* Requirement
State the number of lines in these records holding "oraz". Say nothing more.

- - - -

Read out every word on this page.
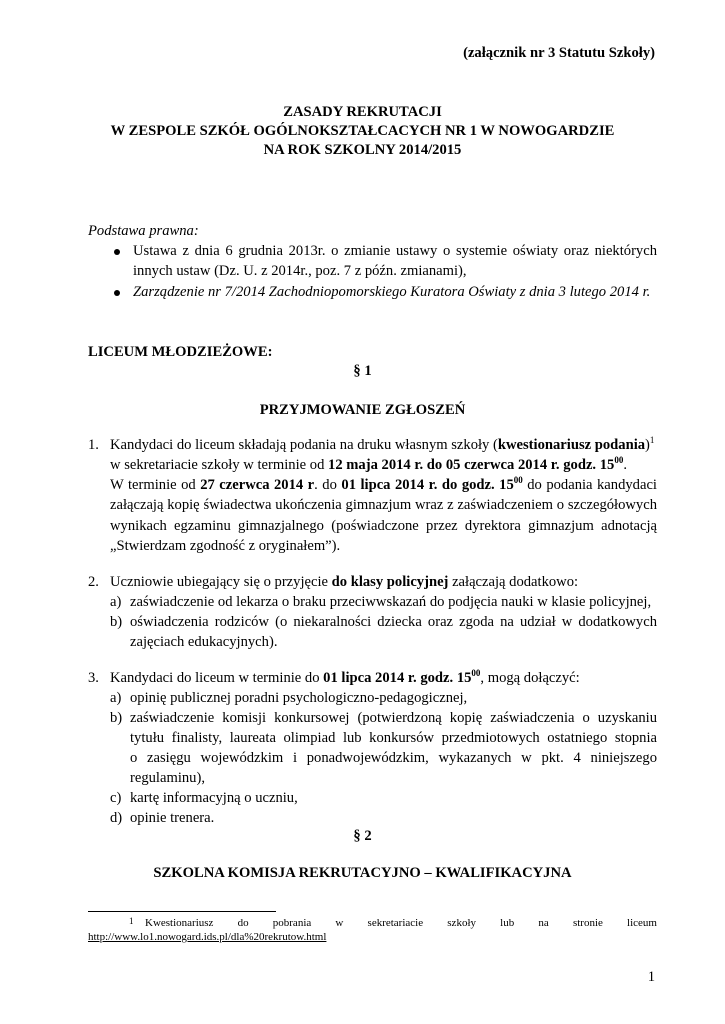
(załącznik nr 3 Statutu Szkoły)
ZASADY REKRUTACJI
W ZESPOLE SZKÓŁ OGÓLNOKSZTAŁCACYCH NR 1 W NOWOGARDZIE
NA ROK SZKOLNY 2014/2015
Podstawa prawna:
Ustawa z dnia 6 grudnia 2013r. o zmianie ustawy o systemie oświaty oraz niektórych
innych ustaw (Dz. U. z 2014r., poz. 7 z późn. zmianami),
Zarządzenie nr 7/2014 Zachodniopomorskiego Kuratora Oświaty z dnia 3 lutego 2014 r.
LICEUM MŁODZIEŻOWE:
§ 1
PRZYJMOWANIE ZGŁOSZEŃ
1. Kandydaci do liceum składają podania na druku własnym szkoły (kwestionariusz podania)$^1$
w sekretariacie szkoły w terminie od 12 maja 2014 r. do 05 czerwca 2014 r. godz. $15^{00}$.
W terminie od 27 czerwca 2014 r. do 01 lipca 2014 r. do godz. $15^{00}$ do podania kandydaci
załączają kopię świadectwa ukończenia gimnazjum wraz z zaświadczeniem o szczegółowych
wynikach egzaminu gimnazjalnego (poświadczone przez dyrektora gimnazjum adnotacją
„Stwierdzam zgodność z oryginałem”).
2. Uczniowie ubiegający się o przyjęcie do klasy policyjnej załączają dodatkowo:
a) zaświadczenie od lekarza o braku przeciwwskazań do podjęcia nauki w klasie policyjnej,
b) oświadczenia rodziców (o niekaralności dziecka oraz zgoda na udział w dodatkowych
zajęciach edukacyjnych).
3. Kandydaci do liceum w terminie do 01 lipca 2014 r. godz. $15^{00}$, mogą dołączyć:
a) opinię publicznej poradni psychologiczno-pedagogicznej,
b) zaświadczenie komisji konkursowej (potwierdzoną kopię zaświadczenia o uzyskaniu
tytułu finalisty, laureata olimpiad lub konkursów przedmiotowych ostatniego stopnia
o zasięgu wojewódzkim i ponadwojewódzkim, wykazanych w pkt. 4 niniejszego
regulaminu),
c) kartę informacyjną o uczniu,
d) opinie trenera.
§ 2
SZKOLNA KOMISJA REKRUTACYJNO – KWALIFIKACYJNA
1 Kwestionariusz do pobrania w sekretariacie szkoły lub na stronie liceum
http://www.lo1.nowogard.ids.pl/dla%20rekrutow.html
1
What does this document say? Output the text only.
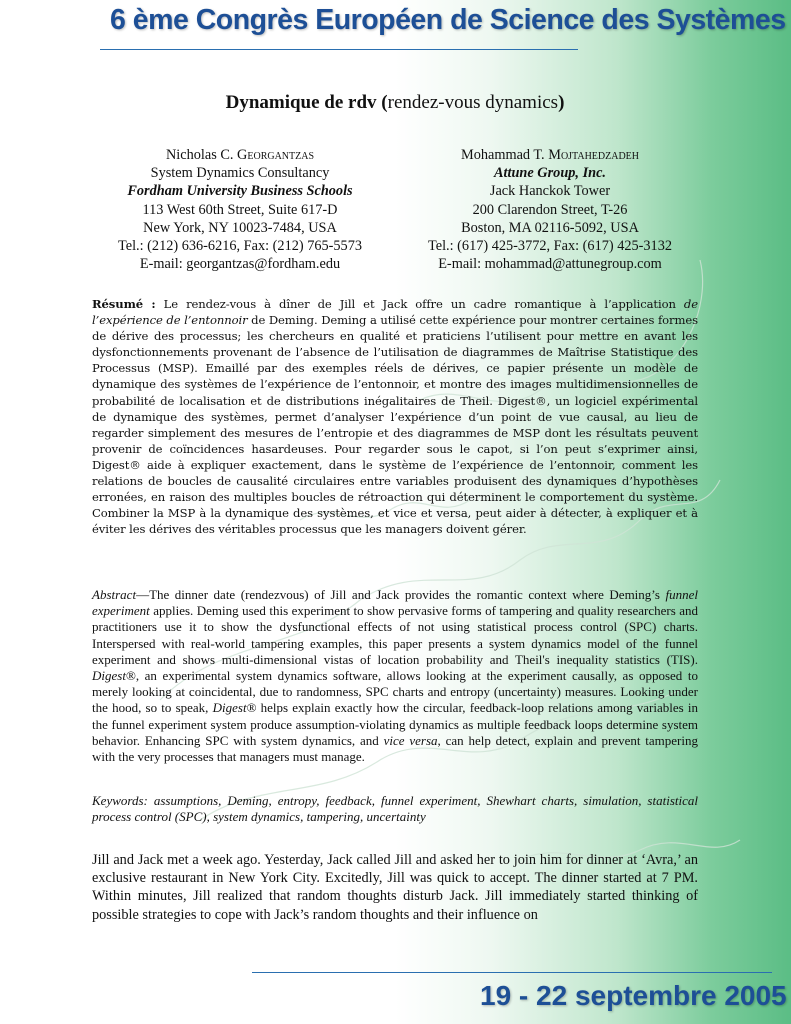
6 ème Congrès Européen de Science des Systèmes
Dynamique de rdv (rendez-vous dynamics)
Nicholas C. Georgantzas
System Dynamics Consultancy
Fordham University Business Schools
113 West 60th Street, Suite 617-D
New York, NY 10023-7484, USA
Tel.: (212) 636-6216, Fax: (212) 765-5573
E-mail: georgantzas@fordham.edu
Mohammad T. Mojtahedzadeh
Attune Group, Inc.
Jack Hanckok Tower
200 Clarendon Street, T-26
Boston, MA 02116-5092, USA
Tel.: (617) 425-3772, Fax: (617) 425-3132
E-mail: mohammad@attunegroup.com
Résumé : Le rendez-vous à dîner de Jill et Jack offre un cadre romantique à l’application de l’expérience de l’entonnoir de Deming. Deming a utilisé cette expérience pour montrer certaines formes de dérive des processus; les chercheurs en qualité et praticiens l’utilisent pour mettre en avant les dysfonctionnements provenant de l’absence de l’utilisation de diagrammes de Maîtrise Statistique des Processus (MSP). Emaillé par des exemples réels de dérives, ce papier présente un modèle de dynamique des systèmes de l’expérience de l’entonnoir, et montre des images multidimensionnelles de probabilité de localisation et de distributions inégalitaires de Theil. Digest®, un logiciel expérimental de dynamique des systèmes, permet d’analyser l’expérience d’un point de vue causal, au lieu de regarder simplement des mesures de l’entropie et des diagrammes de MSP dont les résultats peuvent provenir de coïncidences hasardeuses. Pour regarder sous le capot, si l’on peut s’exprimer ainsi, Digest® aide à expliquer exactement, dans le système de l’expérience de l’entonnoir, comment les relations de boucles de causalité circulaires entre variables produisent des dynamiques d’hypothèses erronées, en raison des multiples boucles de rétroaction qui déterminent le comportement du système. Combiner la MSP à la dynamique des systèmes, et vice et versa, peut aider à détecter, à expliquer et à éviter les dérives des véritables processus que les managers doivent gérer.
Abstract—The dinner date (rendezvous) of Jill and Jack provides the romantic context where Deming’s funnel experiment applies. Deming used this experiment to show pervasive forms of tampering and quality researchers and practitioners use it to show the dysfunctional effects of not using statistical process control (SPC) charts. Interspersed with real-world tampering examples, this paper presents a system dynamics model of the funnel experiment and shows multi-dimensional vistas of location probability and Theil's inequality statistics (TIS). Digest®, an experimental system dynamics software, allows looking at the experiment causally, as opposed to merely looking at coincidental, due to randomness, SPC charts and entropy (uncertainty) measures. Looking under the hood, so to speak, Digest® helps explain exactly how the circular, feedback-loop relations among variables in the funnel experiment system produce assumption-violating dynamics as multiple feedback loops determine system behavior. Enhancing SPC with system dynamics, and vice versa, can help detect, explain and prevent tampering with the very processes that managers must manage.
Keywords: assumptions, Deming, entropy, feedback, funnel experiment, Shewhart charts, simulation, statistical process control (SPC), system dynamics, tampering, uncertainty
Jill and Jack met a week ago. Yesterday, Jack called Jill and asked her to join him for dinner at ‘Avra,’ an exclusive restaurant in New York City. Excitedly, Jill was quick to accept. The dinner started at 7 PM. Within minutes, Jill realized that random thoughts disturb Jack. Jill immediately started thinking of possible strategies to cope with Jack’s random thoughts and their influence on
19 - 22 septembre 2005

- - - -

* Written solution
2